▼

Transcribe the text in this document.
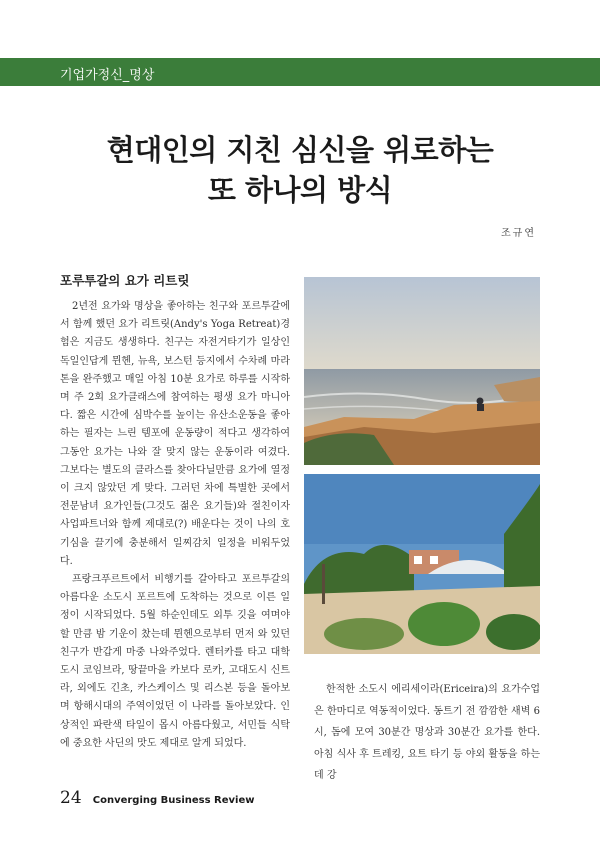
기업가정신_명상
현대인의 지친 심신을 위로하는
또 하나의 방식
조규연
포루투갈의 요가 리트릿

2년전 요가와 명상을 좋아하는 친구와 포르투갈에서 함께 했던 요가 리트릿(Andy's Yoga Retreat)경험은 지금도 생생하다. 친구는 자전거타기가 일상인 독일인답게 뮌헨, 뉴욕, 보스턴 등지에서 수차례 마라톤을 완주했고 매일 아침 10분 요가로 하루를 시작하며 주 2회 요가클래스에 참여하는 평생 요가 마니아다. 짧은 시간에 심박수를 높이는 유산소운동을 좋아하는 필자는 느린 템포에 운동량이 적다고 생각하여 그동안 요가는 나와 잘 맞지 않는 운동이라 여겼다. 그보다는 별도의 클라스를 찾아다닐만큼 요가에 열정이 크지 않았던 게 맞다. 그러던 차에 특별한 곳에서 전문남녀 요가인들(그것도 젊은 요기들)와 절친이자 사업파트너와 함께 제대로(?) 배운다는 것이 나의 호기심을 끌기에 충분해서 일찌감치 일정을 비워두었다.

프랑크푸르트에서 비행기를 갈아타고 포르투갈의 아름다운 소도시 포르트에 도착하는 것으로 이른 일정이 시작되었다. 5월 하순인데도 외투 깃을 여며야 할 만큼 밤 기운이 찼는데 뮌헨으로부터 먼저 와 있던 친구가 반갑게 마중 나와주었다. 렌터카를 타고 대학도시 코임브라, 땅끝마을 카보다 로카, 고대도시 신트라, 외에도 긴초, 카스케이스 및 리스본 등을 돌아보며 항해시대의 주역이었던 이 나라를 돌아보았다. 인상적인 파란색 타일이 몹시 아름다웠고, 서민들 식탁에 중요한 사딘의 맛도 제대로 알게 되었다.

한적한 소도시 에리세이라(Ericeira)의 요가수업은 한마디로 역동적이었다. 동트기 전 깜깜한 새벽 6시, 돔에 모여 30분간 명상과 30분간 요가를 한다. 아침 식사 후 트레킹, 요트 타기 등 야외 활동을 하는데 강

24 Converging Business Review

▲

Can you repeat every record above exactly, apart from the pictures?

Answer in full
Transcribe the text in this document.
기업가정신_명상
현대인의 지친 심신을 위로하는
또 하나의 방식
조규연
포루투갈의 요가 리트릿

2년전 요가와 명상을 좋아하는 친구와 포르투갈에서 함께 했던 요가 리트릿(Andy's Yoga Retreat)경험은 지금도 생생하다. 친구는 자전거타기가 일상인 독일인답게 뮌헨, 뉴욕, 보스턴 등지에서 수차례 마라톤을 완주했고 매일 아침 10분 요가로 하루를 시작하며 주 2회 요가클래스에 참여하는 평생 요가 마니아다. 짧은 시간에 심박수를 높이는 유산소운동을 좋아하는 필자는 느린 템포에 운동량이 적다고 생각하여 그동안 요가는 나와 잘 맞지 않는 운동이라 여겼다. 그보다는 별도의 클라스를 찾아다닐만큼 요가에 열정이 크지 않았던 게 맞다. 그러던 차에 특별한 곳에서 전문남녀 요가인들(그것도 젊은 요기들)와 절친이자 사업파트너와 함께 제대로(?) 배운다는 것이 나의 호기심을 끌기에 충분해서 일찌감치 일정을 비워두었다.

프랑크푸르트에서 비행기를 갈아타고 포르투갈의 아름다운 소도시 포르트에 도착하는 것으로 이른 일정이 시작되었다. 5월 하순인데도 외투 깃을 여며야 할 만큼 밤 기운이 찼는데 뮌헨으로부터 먼저 와 있던 친구가 반갑게 마중 나와주었다. 렌터카를 타고 대학도시 코임브라, 땅끝마을 카보다 로카, 고대도시 신트라, 외에도 긴초, 카스케이스 및 리스본 등을 돌아보며 항해시대의 주역이었던 이 나라를 돌아보았다. 인상적인 파란색 타일이 몹시 아름다웠고, 서민들 식탁에 중요한 사딘의 맛도 제대로 알게 되었다.

한적한 소도시 에리세이라(Ericeira)의 요가수업은 한마디로 역동적이었다. 동트기 전 깜깜한 새벽 6시, 돔에 모여 30분간 명상과 30분간 요가를 한다. 아침 식사 후 트레킹, 요트 타기 등 야외 활동을 하는데 강

24 Converging Business Review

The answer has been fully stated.